(What to produce) Which lines in the material below contain the word "nhất"? Copy each of them.

(Provided records)
***
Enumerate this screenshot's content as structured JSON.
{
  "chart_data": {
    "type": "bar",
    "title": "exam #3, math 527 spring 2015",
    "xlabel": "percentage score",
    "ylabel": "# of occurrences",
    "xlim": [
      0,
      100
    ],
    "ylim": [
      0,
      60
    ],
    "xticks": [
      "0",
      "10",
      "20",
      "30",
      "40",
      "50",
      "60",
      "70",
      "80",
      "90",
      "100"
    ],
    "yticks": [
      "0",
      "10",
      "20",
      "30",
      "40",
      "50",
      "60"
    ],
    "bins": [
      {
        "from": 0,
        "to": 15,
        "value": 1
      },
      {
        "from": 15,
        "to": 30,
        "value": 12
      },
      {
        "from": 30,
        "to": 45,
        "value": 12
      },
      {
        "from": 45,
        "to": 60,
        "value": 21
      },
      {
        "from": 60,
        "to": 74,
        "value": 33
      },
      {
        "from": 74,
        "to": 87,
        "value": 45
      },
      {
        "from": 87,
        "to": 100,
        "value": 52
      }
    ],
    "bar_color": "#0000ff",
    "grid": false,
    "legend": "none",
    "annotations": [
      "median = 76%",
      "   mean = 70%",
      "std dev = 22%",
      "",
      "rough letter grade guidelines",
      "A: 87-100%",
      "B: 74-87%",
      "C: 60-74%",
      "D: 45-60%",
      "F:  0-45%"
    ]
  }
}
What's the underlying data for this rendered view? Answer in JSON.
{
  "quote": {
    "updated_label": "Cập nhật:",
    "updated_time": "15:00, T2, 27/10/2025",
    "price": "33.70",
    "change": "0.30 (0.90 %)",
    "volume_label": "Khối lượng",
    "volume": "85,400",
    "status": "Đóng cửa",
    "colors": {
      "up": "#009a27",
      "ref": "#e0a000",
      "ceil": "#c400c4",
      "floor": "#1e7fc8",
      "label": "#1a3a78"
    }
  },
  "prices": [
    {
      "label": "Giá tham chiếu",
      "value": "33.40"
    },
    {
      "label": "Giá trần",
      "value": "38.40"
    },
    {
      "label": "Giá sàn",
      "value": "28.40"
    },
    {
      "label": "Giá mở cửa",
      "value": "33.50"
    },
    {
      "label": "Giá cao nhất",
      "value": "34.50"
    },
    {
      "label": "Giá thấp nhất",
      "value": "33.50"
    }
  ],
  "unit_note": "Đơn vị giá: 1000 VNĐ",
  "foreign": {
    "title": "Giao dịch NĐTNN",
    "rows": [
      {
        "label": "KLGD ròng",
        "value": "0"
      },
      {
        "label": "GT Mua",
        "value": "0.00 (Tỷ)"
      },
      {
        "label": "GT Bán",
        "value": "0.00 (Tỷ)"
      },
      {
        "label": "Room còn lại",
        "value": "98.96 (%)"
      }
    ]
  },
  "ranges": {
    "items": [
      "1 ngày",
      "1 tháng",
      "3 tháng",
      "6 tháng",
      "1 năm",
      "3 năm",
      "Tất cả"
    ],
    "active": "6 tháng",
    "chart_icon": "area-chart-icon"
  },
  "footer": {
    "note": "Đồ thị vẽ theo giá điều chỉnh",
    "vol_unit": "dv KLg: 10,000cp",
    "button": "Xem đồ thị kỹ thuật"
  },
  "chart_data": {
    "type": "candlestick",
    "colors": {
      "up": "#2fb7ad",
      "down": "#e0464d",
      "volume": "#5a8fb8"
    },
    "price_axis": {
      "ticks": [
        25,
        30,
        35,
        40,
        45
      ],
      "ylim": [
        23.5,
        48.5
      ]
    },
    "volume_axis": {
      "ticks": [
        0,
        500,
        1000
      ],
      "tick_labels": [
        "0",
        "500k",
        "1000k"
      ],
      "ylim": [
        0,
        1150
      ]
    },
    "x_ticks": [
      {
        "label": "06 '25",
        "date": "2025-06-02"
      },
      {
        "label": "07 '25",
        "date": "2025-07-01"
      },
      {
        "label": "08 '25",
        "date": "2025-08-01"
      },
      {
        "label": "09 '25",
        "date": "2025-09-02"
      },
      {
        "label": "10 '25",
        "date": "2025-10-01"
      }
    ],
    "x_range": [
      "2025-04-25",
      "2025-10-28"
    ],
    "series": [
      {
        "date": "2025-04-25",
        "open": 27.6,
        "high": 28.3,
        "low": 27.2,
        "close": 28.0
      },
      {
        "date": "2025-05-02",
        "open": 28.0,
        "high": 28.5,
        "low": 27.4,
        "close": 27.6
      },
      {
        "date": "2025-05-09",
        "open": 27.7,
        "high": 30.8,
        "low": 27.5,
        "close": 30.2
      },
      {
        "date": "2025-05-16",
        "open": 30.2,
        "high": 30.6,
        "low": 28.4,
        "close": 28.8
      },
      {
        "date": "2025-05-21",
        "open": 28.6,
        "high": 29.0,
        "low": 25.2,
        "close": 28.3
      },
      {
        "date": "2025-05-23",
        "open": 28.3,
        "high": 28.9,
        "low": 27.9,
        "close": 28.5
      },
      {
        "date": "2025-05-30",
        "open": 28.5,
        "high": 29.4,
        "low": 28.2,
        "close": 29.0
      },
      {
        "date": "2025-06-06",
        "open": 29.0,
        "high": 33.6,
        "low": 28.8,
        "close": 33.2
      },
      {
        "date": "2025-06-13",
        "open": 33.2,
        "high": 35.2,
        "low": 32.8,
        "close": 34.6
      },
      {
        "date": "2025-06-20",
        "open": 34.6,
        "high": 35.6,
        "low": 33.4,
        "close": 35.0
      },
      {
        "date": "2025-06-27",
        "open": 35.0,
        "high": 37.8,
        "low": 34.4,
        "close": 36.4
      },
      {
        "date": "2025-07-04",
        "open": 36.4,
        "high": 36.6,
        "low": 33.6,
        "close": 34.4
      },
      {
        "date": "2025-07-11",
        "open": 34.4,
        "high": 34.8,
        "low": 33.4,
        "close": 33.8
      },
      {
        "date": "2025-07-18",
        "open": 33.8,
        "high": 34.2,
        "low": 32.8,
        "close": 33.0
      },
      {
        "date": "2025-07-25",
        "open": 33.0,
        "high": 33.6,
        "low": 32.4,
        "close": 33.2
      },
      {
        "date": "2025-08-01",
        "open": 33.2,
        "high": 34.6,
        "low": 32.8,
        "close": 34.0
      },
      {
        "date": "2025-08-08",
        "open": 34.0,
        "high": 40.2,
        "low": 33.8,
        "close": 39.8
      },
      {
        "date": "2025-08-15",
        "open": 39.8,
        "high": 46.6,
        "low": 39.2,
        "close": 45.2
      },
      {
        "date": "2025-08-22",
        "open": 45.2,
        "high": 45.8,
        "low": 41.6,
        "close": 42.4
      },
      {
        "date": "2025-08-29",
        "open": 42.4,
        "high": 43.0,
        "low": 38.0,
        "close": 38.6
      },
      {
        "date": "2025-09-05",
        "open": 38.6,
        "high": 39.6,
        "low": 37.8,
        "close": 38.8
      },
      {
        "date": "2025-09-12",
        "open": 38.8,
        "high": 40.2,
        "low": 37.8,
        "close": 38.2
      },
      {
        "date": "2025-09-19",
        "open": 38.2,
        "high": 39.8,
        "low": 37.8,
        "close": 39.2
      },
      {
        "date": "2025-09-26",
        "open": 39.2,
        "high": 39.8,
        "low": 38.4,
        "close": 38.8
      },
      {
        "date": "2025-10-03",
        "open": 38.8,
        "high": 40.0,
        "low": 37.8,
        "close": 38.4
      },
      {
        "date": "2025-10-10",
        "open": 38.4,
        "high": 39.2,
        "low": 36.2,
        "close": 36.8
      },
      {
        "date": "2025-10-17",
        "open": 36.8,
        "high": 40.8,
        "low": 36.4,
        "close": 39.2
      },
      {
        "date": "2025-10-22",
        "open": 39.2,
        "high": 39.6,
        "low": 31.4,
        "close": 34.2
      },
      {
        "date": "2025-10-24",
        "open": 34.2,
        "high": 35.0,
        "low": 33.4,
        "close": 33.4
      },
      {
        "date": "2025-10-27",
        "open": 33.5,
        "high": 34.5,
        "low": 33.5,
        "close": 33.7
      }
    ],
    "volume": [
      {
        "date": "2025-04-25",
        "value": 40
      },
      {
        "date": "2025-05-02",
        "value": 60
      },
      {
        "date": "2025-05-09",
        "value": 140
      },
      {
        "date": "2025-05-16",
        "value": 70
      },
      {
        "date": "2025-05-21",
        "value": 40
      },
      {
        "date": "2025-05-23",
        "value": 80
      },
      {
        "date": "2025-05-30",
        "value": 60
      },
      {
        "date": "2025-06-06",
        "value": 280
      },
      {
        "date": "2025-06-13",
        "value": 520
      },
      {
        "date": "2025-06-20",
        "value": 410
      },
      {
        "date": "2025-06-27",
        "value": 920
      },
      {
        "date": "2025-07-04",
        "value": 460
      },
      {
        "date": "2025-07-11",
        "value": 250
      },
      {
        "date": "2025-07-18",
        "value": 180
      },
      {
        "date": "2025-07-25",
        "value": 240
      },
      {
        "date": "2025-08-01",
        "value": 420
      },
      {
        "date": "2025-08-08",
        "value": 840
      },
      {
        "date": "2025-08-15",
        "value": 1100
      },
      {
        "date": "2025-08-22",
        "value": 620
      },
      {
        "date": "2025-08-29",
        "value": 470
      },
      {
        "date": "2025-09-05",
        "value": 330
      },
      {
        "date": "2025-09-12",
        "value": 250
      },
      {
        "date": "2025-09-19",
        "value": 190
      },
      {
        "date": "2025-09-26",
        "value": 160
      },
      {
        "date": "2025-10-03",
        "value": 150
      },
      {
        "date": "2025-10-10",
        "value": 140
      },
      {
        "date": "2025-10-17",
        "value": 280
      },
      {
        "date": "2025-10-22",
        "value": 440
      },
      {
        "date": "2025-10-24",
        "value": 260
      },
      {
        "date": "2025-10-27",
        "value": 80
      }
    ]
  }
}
***
(Task output)
      "label": "Giá cao nhất",
      "label": "Giá thấp nhất",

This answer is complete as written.